WHAT THE TASK ASKS:
Say how many lines in the records include the string "sécurité", adding no other words.

(Records from a dataset)
──────

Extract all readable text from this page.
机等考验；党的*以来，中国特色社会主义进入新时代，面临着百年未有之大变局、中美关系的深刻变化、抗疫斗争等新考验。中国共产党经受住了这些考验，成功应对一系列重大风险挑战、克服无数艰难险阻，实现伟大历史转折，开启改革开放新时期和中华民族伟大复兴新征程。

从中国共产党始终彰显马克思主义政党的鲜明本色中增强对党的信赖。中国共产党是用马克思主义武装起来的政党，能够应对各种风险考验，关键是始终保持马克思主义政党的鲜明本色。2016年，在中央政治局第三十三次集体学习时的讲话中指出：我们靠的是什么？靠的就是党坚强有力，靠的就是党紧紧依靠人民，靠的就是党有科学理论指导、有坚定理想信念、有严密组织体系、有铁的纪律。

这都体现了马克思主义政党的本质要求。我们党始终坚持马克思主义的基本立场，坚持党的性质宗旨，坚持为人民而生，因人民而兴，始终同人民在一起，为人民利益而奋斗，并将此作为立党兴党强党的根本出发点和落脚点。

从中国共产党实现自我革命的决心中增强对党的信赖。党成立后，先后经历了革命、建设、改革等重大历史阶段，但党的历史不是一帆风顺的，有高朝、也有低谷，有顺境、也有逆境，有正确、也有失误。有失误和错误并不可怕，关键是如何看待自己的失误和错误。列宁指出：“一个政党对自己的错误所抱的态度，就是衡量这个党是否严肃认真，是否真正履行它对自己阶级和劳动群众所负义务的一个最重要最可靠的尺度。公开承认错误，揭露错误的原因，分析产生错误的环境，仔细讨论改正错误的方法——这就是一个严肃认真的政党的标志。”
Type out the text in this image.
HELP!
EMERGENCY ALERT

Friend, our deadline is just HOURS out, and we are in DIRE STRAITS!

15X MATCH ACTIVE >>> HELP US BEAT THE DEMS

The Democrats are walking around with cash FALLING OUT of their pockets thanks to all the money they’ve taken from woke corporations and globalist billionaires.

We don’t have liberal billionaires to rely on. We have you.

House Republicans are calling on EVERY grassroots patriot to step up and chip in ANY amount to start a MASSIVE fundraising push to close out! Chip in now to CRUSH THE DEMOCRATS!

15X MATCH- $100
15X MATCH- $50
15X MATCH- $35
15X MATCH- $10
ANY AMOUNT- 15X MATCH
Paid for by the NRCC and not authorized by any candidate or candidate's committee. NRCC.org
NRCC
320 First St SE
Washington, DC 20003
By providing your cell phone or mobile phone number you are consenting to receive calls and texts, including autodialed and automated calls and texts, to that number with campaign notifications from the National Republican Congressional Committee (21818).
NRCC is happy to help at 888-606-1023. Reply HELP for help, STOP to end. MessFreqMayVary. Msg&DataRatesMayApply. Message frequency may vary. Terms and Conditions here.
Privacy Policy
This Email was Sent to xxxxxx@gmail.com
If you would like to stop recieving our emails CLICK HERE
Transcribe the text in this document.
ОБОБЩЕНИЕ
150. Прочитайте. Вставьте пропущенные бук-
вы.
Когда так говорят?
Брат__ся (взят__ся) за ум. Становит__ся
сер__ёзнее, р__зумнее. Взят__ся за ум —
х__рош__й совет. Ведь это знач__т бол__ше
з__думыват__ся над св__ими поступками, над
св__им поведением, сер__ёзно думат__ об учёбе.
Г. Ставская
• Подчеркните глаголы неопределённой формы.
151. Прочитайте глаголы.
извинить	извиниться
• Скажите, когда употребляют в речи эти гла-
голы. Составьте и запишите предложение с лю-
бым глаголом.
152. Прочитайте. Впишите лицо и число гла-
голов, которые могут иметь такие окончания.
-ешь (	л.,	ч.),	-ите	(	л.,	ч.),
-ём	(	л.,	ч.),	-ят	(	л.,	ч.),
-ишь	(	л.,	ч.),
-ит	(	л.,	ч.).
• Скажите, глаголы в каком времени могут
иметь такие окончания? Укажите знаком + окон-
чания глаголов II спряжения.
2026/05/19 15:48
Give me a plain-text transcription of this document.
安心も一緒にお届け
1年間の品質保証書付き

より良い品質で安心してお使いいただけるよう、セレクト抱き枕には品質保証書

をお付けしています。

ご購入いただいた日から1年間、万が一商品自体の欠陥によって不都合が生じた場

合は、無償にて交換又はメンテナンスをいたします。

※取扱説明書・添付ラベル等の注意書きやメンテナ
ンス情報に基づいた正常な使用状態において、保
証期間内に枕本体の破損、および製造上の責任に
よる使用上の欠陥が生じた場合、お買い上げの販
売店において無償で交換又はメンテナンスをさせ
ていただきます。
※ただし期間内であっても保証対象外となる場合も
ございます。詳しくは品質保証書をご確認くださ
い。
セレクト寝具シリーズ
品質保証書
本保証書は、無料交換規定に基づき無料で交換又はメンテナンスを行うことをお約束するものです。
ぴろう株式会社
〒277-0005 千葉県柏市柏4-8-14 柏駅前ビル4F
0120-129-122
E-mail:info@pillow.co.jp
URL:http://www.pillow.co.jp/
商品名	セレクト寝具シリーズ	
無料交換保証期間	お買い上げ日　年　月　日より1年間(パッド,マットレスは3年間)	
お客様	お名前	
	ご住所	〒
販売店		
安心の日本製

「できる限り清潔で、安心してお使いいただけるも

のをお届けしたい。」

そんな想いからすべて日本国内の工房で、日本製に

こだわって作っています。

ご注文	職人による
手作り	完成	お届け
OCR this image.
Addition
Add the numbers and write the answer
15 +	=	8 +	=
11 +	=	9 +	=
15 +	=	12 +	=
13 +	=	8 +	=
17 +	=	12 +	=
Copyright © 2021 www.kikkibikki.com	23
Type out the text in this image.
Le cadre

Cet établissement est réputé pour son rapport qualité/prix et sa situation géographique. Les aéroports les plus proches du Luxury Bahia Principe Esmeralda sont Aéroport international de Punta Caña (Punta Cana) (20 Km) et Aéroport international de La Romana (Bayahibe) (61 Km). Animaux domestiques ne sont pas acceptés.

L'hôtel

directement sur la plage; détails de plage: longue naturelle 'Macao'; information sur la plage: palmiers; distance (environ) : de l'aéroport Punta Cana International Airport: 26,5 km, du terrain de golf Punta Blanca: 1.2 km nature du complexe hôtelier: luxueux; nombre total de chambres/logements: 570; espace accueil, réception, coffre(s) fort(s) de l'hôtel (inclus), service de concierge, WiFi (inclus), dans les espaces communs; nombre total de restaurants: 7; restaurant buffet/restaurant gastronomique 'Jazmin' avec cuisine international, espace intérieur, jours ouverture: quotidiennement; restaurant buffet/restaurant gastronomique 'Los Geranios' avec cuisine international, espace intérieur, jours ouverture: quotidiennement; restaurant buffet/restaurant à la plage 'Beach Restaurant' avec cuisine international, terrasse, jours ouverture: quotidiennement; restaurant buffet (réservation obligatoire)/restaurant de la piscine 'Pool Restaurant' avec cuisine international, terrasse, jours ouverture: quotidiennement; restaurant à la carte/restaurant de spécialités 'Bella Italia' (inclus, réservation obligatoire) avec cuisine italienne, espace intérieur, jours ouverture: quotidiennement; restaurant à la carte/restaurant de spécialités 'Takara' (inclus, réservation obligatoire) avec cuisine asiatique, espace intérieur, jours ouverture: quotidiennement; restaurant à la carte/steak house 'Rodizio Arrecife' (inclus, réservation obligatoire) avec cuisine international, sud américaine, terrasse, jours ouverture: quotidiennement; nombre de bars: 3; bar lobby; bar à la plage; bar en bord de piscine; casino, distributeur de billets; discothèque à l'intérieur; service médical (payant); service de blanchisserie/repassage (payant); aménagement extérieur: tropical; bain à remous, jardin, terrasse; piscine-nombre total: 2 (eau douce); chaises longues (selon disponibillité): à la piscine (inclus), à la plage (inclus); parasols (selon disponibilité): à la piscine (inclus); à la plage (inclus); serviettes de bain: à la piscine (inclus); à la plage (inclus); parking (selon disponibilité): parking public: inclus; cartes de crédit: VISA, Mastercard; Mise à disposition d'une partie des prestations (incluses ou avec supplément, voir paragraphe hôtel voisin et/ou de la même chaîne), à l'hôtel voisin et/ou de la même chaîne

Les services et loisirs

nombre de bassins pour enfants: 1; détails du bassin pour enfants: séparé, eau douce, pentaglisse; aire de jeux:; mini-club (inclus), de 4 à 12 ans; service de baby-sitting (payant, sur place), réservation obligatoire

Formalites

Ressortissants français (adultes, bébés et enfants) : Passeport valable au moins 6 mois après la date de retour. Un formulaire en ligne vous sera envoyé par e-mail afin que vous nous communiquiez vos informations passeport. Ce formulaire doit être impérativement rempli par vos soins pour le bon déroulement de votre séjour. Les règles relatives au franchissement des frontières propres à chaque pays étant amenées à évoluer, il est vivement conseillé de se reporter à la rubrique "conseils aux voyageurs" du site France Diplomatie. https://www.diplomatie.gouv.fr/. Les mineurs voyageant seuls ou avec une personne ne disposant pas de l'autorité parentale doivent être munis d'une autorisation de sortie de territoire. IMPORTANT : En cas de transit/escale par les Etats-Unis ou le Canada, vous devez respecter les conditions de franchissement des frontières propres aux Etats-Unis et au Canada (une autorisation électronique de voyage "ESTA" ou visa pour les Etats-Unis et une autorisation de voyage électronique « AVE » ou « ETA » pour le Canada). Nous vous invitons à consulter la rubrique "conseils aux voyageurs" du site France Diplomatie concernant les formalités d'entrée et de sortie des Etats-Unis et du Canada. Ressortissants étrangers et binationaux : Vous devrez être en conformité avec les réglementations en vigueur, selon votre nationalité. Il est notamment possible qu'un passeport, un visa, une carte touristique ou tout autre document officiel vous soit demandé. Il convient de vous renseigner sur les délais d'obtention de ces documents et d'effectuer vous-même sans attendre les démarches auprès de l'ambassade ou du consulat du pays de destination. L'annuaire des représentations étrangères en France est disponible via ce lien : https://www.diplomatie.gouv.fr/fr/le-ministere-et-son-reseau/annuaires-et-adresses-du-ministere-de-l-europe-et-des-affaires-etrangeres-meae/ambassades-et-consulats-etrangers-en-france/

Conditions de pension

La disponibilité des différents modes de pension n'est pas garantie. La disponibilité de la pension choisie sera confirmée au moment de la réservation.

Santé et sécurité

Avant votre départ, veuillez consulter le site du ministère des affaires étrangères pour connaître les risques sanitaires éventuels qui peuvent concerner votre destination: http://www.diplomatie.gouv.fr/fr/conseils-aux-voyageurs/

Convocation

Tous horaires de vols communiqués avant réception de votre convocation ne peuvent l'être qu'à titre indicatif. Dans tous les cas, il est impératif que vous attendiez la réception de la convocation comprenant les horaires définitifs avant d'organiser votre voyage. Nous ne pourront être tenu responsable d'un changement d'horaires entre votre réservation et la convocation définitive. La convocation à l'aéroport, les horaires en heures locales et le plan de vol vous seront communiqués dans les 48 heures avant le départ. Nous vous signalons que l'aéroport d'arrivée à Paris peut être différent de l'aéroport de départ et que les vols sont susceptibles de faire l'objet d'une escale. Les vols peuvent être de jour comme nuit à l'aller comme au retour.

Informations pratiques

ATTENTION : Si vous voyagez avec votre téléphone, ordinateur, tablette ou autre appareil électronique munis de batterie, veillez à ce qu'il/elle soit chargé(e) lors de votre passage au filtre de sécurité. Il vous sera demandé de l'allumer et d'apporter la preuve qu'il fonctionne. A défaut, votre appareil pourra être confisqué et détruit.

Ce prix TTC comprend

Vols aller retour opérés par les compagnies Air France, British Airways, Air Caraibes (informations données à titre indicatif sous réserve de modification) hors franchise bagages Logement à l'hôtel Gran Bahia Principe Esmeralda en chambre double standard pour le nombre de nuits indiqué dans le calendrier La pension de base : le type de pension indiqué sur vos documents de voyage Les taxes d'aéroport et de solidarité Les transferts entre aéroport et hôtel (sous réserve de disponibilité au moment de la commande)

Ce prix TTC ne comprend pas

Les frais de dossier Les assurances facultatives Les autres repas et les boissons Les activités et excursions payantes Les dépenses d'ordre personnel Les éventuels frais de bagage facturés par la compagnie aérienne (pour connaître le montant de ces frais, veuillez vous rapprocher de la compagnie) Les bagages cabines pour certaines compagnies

──────

THE ANSWER:
2